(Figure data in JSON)
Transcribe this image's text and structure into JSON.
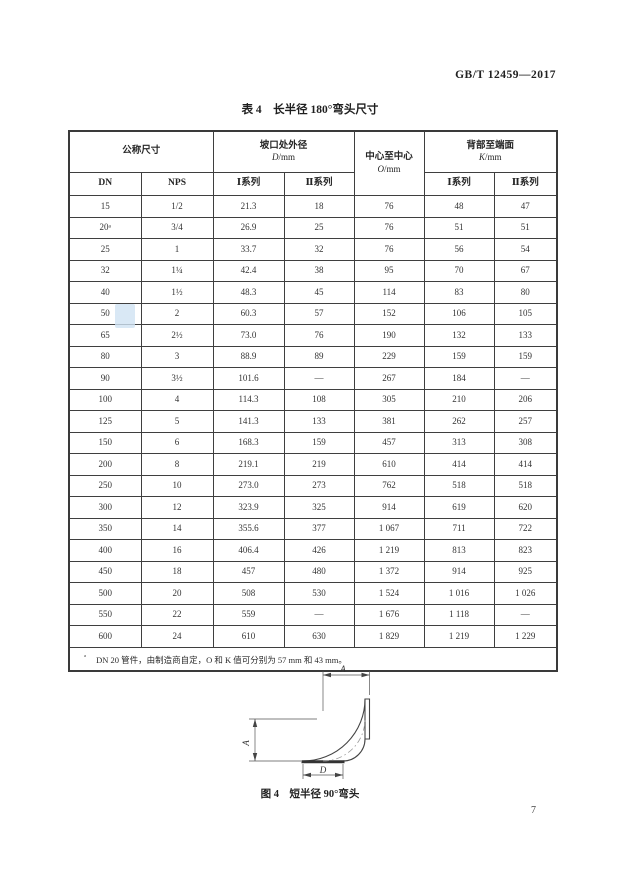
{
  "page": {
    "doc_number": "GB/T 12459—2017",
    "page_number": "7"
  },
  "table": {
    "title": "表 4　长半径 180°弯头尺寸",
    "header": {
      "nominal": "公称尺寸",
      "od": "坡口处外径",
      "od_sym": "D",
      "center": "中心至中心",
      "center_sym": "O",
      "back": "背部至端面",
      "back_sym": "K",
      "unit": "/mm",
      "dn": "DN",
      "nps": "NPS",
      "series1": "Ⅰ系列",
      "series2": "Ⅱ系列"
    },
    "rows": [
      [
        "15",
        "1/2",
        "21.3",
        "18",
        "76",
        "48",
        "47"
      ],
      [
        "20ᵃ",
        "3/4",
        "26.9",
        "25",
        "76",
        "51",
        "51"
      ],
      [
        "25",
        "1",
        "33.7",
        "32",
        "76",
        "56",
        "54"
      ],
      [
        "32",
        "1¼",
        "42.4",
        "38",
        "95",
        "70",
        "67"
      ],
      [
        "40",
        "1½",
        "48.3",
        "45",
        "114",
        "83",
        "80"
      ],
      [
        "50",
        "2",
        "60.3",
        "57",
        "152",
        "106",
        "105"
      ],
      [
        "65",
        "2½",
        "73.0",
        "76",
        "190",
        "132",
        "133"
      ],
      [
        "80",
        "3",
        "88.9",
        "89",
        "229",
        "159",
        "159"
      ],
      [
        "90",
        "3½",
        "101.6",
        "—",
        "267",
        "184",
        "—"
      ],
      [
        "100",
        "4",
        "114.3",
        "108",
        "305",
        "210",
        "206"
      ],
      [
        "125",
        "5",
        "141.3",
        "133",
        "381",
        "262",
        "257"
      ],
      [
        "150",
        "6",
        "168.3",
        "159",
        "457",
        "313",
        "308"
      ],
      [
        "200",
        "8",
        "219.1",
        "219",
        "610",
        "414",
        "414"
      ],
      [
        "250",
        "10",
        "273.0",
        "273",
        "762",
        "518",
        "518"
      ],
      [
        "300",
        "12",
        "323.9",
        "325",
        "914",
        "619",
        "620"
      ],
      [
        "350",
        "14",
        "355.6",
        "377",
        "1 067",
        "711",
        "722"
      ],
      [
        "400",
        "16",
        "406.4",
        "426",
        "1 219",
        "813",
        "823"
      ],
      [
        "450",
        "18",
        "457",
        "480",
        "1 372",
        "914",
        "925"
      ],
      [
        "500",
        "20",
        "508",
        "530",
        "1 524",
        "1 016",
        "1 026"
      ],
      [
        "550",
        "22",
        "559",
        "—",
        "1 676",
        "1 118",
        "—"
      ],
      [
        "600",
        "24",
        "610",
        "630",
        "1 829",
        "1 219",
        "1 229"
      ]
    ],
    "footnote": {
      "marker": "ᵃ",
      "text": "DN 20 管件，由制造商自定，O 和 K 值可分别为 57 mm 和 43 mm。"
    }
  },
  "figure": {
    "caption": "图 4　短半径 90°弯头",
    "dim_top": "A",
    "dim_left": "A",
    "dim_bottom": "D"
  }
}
--
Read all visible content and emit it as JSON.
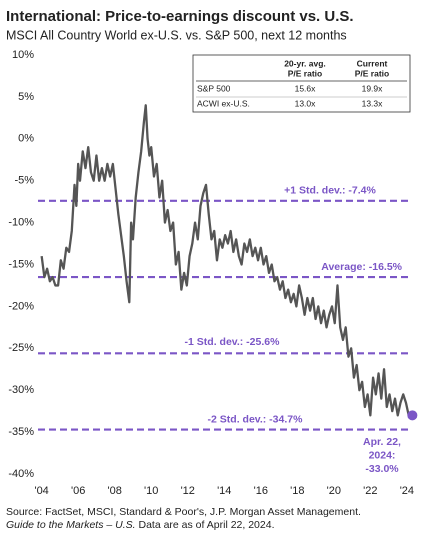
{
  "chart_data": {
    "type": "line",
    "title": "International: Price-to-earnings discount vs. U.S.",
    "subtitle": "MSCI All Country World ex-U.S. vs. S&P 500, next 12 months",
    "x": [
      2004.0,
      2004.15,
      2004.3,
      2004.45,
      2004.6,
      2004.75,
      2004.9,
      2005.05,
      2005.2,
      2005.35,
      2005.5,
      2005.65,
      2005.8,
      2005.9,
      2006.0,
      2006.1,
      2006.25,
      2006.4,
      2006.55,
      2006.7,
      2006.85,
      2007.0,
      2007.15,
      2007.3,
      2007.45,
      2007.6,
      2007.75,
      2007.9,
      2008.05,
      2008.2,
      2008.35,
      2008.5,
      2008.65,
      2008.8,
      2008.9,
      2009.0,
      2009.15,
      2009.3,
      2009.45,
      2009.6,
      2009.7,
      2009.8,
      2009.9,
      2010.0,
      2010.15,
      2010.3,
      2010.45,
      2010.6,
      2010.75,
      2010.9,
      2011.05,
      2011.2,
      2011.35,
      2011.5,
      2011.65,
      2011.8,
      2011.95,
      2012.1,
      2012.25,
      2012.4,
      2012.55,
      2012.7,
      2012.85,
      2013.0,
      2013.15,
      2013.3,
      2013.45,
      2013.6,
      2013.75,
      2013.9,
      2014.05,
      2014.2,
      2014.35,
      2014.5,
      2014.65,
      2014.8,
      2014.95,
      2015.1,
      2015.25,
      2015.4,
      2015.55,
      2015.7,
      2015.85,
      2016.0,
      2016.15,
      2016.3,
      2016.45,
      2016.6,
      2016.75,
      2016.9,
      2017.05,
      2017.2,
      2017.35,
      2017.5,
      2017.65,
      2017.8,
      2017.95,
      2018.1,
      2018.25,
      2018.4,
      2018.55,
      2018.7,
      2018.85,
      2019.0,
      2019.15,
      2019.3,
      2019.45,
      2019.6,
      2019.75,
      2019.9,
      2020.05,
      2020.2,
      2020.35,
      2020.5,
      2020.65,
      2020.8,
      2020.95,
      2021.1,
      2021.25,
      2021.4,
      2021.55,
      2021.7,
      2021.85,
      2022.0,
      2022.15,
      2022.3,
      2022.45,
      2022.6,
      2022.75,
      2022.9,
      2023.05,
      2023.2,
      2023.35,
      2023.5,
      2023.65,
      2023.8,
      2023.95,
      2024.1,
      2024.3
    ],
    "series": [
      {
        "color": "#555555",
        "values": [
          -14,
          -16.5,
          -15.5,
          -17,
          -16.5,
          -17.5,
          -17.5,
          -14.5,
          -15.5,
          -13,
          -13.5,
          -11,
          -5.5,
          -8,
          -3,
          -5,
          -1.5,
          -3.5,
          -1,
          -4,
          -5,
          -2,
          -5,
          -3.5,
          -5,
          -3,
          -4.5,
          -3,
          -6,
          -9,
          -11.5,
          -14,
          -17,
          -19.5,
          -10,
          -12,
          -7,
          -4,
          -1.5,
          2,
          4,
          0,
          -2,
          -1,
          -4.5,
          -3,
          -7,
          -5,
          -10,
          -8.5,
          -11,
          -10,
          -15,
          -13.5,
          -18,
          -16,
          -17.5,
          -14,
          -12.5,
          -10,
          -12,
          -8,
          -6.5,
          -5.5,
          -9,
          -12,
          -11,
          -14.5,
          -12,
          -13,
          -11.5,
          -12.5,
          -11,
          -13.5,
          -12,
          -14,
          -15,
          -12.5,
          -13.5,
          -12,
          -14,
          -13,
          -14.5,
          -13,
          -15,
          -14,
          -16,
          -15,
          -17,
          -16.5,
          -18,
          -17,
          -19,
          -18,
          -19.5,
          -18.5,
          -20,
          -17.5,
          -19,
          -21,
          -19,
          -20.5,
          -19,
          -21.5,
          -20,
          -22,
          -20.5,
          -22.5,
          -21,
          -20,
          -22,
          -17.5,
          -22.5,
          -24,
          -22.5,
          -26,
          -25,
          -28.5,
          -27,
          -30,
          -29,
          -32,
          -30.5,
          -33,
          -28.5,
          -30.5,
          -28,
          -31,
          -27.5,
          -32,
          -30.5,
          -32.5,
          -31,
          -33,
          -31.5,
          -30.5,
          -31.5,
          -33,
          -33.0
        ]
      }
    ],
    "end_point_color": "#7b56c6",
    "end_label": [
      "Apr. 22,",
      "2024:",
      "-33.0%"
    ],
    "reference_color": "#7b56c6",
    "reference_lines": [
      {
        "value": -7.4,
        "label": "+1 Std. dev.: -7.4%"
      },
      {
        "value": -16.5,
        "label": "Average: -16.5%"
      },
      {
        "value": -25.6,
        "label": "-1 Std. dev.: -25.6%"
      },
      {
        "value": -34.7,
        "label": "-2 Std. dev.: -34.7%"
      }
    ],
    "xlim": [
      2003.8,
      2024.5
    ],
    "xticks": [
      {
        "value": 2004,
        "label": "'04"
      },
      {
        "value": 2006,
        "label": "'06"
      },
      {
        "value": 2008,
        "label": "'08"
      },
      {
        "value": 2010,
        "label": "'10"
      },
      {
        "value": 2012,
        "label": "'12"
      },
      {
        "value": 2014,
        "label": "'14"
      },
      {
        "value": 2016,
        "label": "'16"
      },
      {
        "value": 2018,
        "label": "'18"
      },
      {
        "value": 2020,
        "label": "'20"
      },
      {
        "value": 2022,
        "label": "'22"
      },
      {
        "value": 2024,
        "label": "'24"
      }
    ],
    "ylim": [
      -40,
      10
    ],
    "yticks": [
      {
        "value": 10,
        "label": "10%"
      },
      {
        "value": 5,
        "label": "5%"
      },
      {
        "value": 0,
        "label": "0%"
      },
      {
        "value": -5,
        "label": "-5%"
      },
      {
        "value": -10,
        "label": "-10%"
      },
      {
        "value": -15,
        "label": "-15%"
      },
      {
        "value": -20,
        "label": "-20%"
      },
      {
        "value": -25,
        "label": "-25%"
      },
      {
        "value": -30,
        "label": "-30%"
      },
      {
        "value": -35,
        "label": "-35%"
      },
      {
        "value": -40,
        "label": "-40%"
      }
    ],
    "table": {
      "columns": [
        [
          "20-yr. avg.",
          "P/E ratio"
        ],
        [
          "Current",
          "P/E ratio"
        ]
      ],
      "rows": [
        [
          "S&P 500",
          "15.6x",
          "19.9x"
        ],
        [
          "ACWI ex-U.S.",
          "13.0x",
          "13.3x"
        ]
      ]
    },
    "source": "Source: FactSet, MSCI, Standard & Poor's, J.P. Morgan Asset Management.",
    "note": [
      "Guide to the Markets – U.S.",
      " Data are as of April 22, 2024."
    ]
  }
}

» Given problem: Copy, from the material above, each line in which the string "MSCI" occurs.

» Result for this task:
    "subtitle": "MSCI All Country World ex-U.S. vs. S&P 500, next 12 months",
    "source": "Source: FactSet, MSCI, Standard & Poor's, J.P. Morgan Asset Management.",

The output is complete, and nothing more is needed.